# Exercise requirements
Repeat each line exactly as it is written.
——
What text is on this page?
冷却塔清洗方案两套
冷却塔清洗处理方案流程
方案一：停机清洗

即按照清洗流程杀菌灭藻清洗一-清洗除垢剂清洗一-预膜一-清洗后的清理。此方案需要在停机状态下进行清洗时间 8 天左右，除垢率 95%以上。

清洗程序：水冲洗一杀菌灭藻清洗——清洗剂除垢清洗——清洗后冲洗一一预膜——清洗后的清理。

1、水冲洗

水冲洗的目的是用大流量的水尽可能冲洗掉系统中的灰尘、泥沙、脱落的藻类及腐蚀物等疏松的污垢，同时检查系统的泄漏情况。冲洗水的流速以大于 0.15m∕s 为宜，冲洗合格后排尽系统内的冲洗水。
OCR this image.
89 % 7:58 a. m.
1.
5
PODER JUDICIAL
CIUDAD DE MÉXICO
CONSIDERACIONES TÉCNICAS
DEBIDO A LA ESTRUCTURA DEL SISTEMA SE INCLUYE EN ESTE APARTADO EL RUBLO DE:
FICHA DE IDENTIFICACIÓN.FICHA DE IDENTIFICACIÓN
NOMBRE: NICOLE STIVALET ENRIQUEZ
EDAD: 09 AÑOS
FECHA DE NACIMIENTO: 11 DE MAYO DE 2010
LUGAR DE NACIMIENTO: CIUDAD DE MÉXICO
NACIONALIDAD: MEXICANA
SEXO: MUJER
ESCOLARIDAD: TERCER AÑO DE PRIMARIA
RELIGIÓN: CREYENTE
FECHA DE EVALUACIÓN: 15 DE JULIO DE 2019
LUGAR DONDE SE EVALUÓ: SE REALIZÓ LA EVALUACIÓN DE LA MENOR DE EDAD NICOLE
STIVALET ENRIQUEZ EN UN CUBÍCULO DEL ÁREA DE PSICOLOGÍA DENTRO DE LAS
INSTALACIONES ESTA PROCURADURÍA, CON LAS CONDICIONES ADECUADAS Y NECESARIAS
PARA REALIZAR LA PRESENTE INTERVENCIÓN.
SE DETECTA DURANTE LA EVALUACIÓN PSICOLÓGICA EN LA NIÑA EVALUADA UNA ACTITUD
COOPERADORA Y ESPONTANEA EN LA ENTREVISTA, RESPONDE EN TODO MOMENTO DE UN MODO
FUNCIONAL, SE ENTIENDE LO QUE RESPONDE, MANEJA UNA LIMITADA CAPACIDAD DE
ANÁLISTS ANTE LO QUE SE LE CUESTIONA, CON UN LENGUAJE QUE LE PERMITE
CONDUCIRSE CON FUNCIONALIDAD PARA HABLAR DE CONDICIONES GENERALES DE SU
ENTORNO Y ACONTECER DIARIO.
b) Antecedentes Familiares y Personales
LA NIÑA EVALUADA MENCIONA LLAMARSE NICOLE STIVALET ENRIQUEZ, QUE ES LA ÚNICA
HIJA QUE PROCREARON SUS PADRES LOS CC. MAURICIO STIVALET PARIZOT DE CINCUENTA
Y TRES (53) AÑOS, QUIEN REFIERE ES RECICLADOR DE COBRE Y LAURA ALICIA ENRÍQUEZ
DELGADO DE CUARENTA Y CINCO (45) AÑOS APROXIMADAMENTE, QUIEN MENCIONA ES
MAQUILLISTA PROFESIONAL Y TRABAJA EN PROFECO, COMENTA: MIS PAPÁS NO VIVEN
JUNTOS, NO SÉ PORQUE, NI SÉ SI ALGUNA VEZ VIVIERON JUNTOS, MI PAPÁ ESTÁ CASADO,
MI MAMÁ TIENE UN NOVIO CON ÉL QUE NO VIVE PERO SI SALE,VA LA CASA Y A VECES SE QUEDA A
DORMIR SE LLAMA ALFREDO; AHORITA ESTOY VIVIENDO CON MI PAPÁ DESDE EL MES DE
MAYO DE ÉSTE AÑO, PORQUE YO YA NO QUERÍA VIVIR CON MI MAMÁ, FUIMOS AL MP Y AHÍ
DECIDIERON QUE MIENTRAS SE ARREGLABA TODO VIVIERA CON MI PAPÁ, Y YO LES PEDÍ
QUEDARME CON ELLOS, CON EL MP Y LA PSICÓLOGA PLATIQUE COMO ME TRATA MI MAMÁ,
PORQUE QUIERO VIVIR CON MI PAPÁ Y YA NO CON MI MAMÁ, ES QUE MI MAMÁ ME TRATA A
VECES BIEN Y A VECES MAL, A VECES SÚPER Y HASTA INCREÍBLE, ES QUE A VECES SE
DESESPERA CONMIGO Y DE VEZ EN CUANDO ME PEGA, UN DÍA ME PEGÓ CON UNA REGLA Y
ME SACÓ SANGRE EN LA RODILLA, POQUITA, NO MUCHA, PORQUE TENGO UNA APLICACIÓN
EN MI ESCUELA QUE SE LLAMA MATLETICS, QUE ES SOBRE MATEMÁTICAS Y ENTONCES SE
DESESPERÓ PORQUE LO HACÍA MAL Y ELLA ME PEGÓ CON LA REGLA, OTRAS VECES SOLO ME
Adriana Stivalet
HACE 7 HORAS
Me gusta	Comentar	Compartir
——
# Exercise response
What text is on this page?
冷却塔清洗方案两套
冷却塔清洗处理方案流程
方案一：停机清洗

即按照清洗流程杀菌灭藻清洗一-清洗除垢剂清洗一-预膜一-清洗后的清理。此方案需要在停机状态下进行清洗时间 8 天左右，除垢率 95%以上。

清洗程序：水冲洗一杀菌灭藻清洗——清洗剂除垢清洗——清洗后冲洗一一预膜——清洗后的清理。

1、水冲洗

水冲洗的目的是用大流量的水尽可能冲洗掉系统中的灰尘、泥沙、脱落的藻类及腐蚀物等疏松的污垢，同时检查系统的泄漏情况。冲洗水的流速以大于 0.15m∕s 为宜，冲洗合格后排尽系统内的冲洗水。
OCR this image.
89 % 7:58 a. m.
1.
5
PODER JUDICIAL
CIUDAD DE MÉXICO
CONSIDERACIONES TÉCNICAS
DEBIDO A LA ESTRUCTURA DEL SISTEMA SE INCLUYE EN ESTE APARTADO EL RUBLO DE:
FICHA DE IDENTIFICACIÓN.FICHA DE IDENTIFICACIÓN
NOMBRE: NICOLE STIVALET ENRIQUEZ
EDAD: 09 AÑOS
FECHA DE NACIMIENTO: 11 DE MAYO DE 2010
LUGAR DE NACIMIENTO: CIUDAD DE MÉXICO
NACIONALIDAD: MEXICANA
SEXO: MUJER
ESCOLARIDAD: TERCER AÑO DE PRIMARIA
RELIGIÓN: CREYENTE
FECHA DE EVALUACIÓN: 15 DE JULIO DE 2019
LUGAR DONDE SE EVALUÓ: SE REALIZÓ LA EVALUACIÓN DE LA MENOR DE EDAD NICOLE
STIVALET ENRIQUEZ EN UN CUBÍCULO DEL ÁREA DE PSICOLOGÍA DENTRO DE LAS
INSTALACIONES ESTA PROCURADURÍA, CON LAS CONDICIONES ADECUADAS Y NECESARIAS
PARA REALIZAR LA PRESENTE INTERVENCIÓN.
SE DETECTA DURANTE LA EVALUACIÓN PSICOLÓGICA EN LA NIÑA EVALUADA UNA ACTITUD
COOPERADORA Y ESPONTANEA EN LA ENTREVISTA, RESPONDE EN TODO MOMENTO DE UN MODO
FUNCIONAL, SE ENTIENDE LO QUE RESPONDE, MANEJA UNA LIMITADA CAPACIDAD DE
ANÁLISTS ANTE LO QUE SE LE CUESTIONA, CON UN LENGUAJE QUE LE PERMITE
CONDUCIRSE CON FUNCIONALIDAD PARA HABLAR DE CONDICIONES GENERALES DE SU
ENTORNO Y ACONTECER DIARIO.
b) Antecedentes Familiares y Personales
LA NIÑA EVALUADA MENCIONA LLAMARSE NICOLE STIVALET ENRIQUEZ, QUE ES LA ÚNICA
HIJA QUE PROCREARON SUS PADRES LOS CC. MAURICIO STIVALET PARIZOT DE CINCUENTA
Y TRES (53) AÑOS, QUIEN REFIERE ES RECICLADOR DE COBRE Y LAURA ALICIA ENRÍQUEZ
DELGADO DE CUARENTA Y CINCO (45) AÑOS APROXIMADAMENTE, QUIEN MENCIONA ES
MAQUILLISTA PROFESIONAL Y TRABAJA EN PROFECO, COMENTA: MIS PAPÁS NO VIVEN
JUNTOS, NO SÉ PORQUE, NI SÉ SI ALGUNA VEZ VIVIERON JUNTOS, MI PAPÁ ESTÁ CASADO,
MI MAMÁ TIENE UN NOVIO CON ÉL QUE NO VIVE PERO SI SALE,VA LA CASA Y A VECES SE QUEDA A
DORMIR SE LLAMA ALFREDO; AHORITA ESTOY VIVIENDO CON MI PAPÁ DESDE EL MES DE
MAYO DE ÉSTE AÑO, PORQUE YO YA NO QUERÍA VIVIR CON MI MAMÁ, FUIMOS AL MP Y AHÍ
DECIDIERON QUE MIENTRAS SE ARREGLABA TODO VIVIERA CON MI PAPÁ, Y YO LES PEDÍ
QUEDARME CON ELLOS, CON EL MP Y LA PSICÓLOGA PLATIQUE COMO ME TRATA MI MAMÁ,
PORQUE QUIERO VIVIR CON MI PAPÁ Y YA NO CON MI MAMÁ, ES QUE MI MAMÁ ME TRATA A
VECES BIEN Y A VECES MAL, A VECES SÚPER Y HASTA INCREÍBLE, ES QUE A VECES SE
DESESPERA CONMIGO Y DE VEZ EN CUANDO ME PEGA, UN DÍA ME PEGÓ CON UNA REGLA Y
ME SACÓ SANGRE EN LA RODILLA, POQUITA, NO MUCHA, PORQUE TENGO UNA APLICACIÓN
EN MI ESCUELA QUE SE LLAMA MATLETICS, QUE ES SOBRE MATEMÁTICAS Y ENTONCES SE
DESESPERÓ PORQUE LO HACÍA MAL Y ELLA ME PEGÓ CON LA REGLA, OTRAS VECES SOLO ME
Adriana Stivalet
HACE 7 HORAS
Me gusta	Comentar	Compartir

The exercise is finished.